**Listed entries**
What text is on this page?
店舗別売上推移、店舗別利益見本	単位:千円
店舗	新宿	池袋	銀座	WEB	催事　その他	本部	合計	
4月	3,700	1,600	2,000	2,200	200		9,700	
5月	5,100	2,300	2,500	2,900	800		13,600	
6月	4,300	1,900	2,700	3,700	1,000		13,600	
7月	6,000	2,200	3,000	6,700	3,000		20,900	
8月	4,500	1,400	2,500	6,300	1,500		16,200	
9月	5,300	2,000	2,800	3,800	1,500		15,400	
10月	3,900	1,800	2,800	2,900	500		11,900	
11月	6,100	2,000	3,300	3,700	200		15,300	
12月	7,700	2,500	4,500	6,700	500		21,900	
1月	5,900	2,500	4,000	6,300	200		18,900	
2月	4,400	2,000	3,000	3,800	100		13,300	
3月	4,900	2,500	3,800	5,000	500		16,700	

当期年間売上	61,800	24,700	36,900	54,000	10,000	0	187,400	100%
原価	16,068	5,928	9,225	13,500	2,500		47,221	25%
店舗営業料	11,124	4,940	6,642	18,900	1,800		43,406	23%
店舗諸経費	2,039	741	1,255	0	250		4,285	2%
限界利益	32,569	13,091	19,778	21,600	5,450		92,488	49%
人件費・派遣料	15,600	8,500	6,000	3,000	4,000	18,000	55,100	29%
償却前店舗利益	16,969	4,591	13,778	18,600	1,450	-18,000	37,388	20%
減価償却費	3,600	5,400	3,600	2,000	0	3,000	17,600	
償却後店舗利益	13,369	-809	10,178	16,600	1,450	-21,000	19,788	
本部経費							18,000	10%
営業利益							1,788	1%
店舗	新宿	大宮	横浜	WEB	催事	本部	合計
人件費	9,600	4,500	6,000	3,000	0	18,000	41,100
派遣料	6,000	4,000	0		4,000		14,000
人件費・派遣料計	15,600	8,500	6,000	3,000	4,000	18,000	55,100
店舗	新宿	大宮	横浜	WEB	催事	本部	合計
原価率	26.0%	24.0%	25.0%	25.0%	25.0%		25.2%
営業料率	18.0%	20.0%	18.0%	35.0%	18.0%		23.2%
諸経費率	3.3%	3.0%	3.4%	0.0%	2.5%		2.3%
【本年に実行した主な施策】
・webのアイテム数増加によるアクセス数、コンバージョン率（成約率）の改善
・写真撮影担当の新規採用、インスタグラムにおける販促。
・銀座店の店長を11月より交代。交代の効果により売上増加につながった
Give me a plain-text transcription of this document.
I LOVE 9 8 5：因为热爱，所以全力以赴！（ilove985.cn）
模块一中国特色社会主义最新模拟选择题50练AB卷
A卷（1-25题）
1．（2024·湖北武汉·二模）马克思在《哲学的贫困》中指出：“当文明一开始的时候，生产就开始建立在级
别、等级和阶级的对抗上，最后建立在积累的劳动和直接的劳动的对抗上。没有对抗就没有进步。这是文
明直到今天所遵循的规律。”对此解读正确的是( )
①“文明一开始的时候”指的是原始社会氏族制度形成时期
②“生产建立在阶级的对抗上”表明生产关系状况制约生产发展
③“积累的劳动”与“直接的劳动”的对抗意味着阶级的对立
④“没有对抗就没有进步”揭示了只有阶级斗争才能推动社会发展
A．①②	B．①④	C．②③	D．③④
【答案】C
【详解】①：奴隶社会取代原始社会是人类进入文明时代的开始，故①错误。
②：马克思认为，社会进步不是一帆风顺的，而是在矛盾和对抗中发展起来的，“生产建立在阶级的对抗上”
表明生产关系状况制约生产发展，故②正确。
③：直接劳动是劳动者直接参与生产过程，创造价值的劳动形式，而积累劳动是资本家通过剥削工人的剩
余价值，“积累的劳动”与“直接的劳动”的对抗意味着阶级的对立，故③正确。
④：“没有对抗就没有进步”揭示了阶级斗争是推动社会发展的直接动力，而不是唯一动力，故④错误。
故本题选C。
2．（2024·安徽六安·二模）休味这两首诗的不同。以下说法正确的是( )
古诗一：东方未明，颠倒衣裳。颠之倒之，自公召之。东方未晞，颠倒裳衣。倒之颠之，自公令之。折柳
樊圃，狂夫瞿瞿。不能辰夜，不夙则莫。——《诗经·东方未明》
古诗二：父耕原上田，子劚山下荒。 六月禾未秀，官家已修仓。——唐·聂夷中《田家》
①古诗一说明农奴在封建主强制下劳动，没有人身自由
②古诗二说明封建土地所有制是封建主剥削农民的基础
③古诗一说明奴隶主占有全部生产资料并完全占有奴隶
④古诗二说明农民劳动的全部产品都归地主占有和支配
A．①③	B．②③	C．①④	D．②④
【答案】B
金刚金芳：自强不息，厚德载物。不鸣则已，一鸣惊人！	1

**The request**
Write out every entry again, keeping each line exactly the same.

**Right answer**
What text is on this page?
店舗別売上推移、店舗別利益見本	単位:千円
店舗	新宿	池袋	銀座	WEB	催事　その他	本部	合計	
4月	3,700	1,600	2,000	2,200	200		9,700	
5月	5,100	2,300	2,500	2,900	800		13,600	
6月	4,300	1,900	2,700	3,700	1,000		13,600	
7月	6,000	2,200	3,000	6,700	3,000		20,900	
8月	4,500	1,400	2,500	6,300	1,500		16,200	
9月	5,300	2,000	2,800	3,800	1,500		15,400	
10月	3,900	1,800	2,800	2,900	500		11,900	
11月	6,100	2,000	3,300	3,700	200		15,300	
12月	7,700	2,500	4,500	6,700	500		21,900	
1月	5,900	2,500	4,000	6,300	200		18,900	
2月	4,400	2,000	3,000	3,800	100		13,300	
3月	4,900	2,500	3,800	5,000	500		16,700	

当期年間売上	61,800	24,700	36,900	54,000	10,000	0	187,400	100%
原価	16,068	5,928	9,225	13,500	2,500		47,221	25%
店舗営業料	11,124	4,940	6,642	18,900	1,800		43,406	23%
店舗諸経費	2,039	741	1,255	0	250		4,285	2%
限界利益	32,569	13,091	19,778	21,600	5,450		92,488	49%
人件費・派遣料	15,600	8,500	6,000	3,000	4,000	18,000	55,100	29%
償却前店舗利益	16,969	4,591	13,778	18,600	1,450	-18,000	37,388	20%
減価償却費	3,600	5,400	3,600	2,000	0	3,000	17,600	
償却後店舗利益	13,369	-809	10,178	16,600	1,450	-21,000	19,788	
本部経費							18,000	10%
営業利益							1,788	1%
店舗	新宿	大宮	横浜	WEB	催事	本部	合計
人件費	9,600	4,500	6,000	3,000	0	18,000	41,100
派遣料	6,000	4,000	0		4,000		14,000
人件費・派遣料計	15,600	8,500	6,000	3,000	4,000	18,000	55,100
店舗	新宿	大宮	横浜	WEB	催事	本部	合計
原価率	26.0%	24.0%	25.0%	25.0%	25.0%		25.2%
営業料率	18.0%	20.0%	18.0%	35.0%	18.0%		23.2%
諸経費率	3.3%	3.0%	3.4%	0.0%	2.5%		2.3%
【本年に実行した主な施策】
・webのアイテム数増加によるアクセス数、コンバージョン率（成約率）の改善
・写真撮影担当の新規採用、インスタグラムにおける販促。
・銀座店の店長を11月より交代。交代の効果により売上増加につながった
Give me a plain-text transcription of this document.
I LOVE 9 8 5：因为热爱，所以全力以赴！（ilove985.cn）
模块一中国特色社会主义最新模拟选择题50练AB卷
A卷（1-25题）
1．（2024·湖北武汉·二模）马克思在《哲学的贫困》中指出：“当文明一开始的时候，生产就开始建立在级
别、等级和阶级的对抗上，最后建立在积累的劳动和直接的劳动的对抗上。没有对抗就没有进步。这是文
明直到今天所遵循的规律。”对此解读正确的是( )
①“文明一开始的时候”指的是原始社会氏族制度形成时期
②“生产建立在阶级的对抗上”表明生产关系状况制约生产发展
③“积累的劳动”与“直接的劳动”的对抗意味着阶级的对立
④“没有对抗就没有进步”揭示了只有阶级斗争才能推动社会发展
A．①②	B．①④	C．②③	D．③④
【答案】C
【详解】①：奴隶社会取代原始社会是人类进入文明时代的开始，故①错误。
②：马克思认为，社会进步不是一帆风顺的，而是在矛盾和对抗中发展起来的，“生产建立在阶级的对抗上”
表明生产关系状况制约生产发展，故②正确。
③：直接劳动是劳动者直接参与生产过程，创造价值的劳动形式，而积累劳动是资本家通过剥削工人的剩
余价值，“积累的劳动”与“直接的劳动”的对抗意味着阶级的对立，故③正确。
④：“没有对抗就没有进步”揭示了阶级斗争是推动社会发展的直接动力，而不是唯一动力，故④错误。
故本题选C。
2．（2024·安徽六安·二模）休味这两首诗的不同。以下说法正确的是( )
古诗一：东方未明，颠倒衣裳。颠之倒之，自公召之。东方未晞，颠倒裳衣。倒之颠之，自公令之。折柳
樊圃，狂夫瞿瞿。不能辰夜，不夙则莫。——《诗经·东方未明》
古诗二：父耕原上田，子劚山下荒。 六月禾未秀，官家已修仓。——唐·聂夷中《田家》
①古诗一说明农奴在封建主强制下劳动，没有人身自由
②古诗二说明封建土地所有制是封建主剥削农民的基础
③古诗一说明奴隶主占有全部生产资料并完全占有奴隶
④古诗二说明农民劳动的全部产品都归地主占有和支配
A．①③	B．②③	C．①④	D．②④
【答案】B
金刚金芳：自强不息，厚德载物。不鸣则已，一鸣惊人！	1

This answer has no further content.